* Start *
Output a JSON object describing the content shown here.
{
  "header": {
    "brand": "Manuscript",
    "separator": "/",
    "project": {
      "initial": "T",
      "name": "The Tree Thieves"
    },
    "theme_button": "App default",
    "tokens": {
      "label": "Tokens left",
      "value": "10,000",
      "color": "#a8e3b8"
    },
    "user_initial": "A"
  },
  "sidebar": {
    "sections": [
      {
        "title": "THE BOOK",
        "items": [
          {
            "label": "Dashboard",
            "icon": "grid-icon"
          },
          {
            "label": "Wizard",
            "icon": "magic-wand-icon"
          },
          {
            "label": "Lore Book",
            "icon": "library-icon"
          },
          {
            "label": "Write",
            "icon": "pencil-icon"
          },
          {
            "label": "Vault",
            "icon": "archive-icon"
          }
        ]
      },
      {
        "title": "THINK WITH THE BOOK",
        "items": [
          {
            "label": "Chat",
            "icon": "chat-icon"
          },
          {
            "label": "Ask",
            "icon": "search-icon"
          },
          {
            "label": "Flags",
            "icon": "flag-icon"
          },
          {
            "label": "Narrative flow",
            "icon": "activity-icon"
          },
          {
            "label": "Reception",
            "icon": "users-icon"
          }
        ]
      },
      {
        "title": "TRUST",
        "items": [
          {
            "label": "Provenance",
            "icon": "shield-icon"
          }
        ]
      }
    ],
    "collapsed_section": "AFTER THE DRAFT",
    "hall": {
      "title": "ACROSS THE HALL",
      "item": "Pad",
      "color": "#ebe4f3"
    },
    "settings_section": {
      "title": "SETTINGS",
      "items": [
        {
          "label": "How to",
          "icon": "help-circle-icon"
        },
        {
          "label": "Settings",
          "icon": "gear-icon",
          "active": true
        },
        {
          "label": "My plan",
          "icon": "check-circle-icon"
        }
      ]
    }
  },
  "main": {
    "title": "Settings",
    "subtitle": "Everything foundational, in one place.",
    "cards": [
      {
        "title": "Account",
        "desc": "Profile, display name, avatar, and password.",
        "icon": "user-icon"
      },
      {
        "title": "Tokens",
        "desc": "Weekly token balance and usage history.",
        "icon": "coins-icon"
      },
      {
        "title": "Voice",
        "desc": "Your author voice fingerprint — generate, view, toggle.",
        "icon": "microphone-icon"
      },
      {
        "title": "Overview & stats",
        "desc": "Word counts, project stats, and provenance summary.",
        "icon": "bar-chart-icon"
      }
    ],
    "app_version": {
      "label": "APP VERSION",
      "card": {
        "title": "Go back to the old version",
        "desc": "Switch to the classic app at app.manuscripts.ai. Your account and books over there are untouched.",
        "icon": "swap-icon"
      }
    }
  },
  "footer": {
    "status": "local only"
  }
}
* End *
* Start *
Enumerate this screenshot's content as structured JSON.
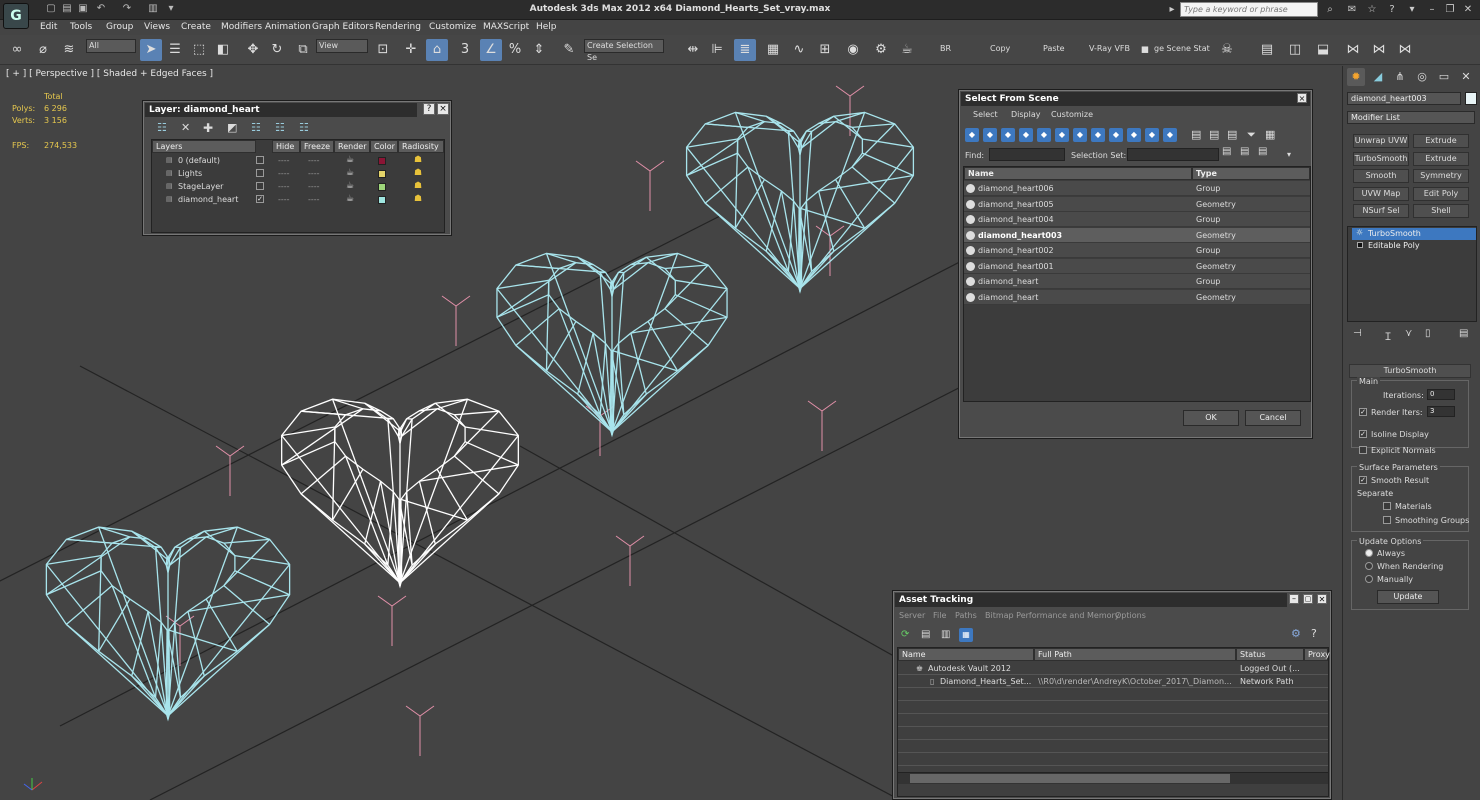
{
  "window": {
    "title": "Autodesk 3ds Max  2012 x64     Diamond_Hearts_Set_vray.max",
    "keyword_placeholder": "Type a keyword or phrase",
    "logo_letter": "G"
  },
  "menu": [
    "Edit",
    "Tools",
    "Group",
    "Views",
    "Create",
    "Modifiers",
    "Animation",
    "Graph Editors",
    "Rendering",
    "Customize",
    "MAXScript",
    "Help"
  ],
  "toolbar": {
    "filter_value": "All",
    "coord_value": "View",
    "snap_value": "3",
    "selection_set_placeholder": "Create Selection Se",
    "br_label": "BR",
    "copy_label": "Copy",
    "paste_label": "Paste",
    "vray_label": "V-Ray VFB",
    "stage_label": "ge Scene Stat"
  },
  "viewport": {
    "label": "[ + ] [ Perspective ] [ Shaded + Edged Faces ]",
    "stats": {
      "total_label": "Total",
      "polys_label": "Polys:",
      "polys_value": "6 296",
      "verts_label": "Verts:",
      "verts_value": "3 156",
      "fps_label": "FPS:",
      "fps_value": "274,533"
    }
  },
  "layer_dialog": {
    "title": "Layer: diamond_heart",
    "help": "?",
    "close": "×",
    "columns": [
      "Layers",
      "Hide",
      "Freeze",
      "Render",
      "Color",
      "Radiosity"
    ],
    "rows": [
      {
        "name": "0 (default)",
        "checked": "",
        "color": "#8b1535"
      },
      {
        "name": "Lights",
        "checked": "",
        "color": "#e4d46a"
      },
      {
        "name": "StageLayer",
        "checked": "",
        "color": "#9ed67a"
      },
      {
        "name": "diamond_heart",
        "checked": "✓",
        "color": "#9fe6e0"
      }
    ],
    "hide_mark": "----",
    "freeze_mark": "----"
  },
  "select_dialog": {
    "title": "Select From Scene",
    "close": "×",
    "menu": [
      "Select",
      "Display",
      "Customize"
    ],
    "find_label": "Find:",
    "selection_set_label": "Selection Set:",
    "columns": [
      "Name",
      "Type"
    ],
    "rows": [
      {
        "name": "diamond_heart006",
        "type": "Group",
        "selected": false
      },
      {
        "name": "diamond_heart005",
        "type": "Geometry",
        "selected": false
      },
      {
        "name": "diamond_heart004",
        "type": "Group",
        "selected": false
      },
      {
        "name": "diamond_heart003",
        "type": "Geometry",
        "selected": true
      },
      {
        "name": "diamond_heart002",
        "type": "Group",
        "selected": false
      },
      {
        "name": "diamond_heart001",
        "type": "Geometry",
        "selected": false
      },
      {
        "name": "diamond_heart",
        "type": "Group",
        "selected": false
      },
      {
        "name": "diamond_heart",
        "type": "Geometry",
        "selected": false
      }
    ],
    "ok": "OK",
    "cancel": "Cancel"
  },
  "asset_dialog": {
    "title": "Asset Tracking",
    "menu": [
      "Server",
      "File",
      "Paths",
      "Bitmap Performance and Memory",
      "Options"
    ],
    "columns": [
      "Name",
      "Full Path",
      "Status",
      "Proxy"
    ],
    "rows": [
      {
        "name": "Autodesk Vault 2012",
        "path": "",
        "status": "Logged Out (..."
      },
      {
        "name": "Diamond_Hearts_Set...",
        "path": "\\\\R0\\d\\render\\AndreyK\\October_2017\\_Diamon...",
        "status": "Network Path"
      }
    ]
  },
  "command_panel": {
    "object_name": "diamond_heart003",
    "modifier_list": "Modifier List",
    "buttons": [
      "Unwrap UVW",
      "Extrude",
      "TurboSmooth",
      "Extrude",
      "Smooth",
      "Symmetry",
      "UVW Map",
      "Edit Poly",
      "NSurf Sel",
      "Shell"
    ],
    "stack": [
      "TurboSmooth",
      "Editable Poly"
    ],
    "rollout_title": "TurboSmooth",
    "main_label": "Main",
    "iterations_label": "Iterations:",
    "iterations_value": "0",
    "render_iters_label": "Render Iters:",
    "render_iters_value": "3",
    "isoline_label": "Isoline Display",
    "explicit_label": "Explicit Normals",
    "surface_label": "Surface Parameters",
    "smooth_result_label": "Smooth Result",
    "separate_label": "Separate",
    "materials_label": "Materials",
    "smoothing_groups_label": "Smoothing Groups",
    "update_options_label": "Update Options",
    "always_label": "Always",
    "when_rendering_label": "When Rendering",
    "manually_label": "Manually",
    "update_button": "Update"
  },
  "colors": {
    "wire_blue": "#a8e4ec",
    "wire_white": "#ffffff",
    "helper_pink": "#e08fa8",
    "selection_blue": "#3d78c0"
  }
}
* End *
WORK TO COMPLETE »
Copy each line above that contains the word "Rendering".

RESULT FOR THIS EXERCISE »
    "Rendering",
    "when_rendering_label": "When Rendering",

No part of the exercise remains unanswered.